— START —

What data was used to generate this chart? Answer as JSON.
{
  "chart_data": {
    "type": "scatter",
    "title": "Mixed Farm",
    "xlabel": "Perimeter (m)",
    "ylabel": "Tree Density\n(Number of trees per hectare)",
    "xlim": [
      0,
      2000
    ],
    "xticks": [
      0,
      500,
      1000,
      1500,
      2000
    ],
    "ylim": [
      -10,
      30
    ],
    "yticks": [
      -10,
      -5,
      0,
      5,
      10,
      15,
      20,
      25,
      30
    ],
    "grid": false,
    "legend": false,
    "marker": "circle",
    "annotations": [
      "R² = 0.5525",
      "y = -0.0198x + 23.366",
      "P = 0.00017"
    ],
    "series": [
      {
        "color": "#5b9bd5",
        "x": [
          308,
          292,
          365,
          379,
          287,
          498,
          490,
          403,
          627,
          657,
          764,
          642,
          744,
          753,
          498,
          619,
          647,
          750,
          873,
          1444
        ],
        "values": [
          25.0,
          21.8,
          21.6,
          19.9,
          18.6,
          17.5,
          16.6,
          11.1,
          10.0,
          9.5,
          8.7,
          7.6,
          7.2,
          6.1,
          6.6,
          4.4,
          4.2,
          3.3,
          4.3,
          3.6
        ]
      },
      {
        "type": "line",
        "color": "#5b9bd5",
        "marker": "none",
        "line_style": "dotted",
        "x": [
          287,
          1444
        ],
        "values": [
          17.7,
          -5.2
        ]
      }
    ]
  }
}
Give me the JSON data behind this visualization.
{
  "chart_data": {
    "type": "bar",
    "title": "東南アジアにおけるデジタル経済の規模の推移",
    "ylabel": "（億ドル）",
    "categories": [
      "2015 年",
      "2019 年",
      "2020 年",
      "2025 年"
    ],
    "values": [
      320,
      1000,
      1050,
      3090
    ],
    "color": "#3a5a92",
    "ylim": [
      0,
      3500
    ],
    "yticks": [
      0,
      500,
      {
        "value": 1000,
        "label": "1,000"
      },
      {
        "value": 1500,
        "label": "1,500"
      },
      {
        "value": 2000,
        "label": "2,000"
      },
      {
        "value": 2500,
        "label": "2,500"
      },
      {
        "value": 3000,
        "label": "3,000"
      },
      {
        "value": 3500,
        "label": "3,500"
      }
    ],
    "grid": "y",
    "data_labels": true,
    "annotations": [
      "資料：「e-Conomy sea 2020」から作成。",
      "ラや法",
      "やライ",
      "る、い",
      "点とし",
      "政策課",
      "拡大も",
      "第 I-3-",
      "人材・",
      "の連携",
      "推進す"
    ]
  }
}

— END —

* Short task: Extract the entries above verbatim.

* Exercise response:
What data was used to generate this chart? Answer as JSON.
{
  "chart_data": {
    "type": "scatter",
    "title": "Mixed Farm",
    "xlabel": "Perimeter (m)",
    "ylabel": "Tree Density\n(Number of trees per hectare)",
    "xlim": [
      0,
      2000
    ],
    "xticks": [
      0,
      500,
      1000,
      1500,
      2000
    ],
    "ylim": [
      -10,
      30
    ],
    "yticks": [
      -10,
      -5,
      0,
      5,
      10,
      15,
      20,
      25,
      30
    ],
    "grid": false,
    "legend": false,
    "marker": "circle",
    "annotations": [
      "R² = 0.5525",
      "y = -0.0198x + 23.366",
      "P = 0.00017"
    ],
    "series": [
      {
        "color": "#5b9bd5",
        "x": [
          308,
          292,
          365,
          379,
          287,
          498,
          490,
          403,
          627,
          657,
          764,
          642,
          744,
          753,
          498,
          619,
          647,
          750,
          873,
          1444
        ],
        "values": [
          25.0,
          21.8,
          21.6,
          19.9,
          18.6,
          17.5,
          16.6,
          11.1,
          10.0,
          9.5,
          8.7,
          7.6,
          7.2,
          6.1,
          6.6,
          4.4,
          4.2,
          3.3,
          4.3,
          3.6
        ]
      },
      {
        "type": "line",
        "color": "#5b9bd5",
        "marker": "none",
        "line_style": "dotted",
        "x": [
          287,
          1444
        ],
        "values": [
          17.7,
          -5.2
        ]
      }
    ]
  }
}
Give me the JSON data behind this visualization.
{
  "chart_data": {
    "type": "bar",
    "title": "東南アジアにおけるデジタル経済の規模の推移",
    "ylabel": "（億ドル）",
    "categories": [
      "2015 年",
      "2019 年",
      "2020 年",
      "2025 年"
    ],
    "values": [
      320,
      1000,
      1050,
      3090
    ],
    "color": "#3a5a92",
    "ylim": [
      0,
      3500
    ],
    "yticks": [
      0,
      500,
      {
        "value": 1000,
        "label": "1,000"
      },
      {
        "value": 1500,
        "label": "1,500"
      },
      {
        "value": 2000,
        "label": "2,000"
      },
      {
        "value": 2500,
        "label": "2,500"
      },
      {
        "value": 3000,
        "label": "3,000"
      },
      {
        "value": 3500,
        "label": "3,500"
      }
    ],
    "grid": "y",
    "data_labels": true,
    "annotations": [
      "資料：「e-Conomy sea 2020」から作成。",
      "ラや法",
      "やライ",
      "る、い",
      "点とし",
      "政策課",
      "拡大も",
      "第 I-3-",
      "人材・",
      "の連携",
      "推進す"
    ]
  }
}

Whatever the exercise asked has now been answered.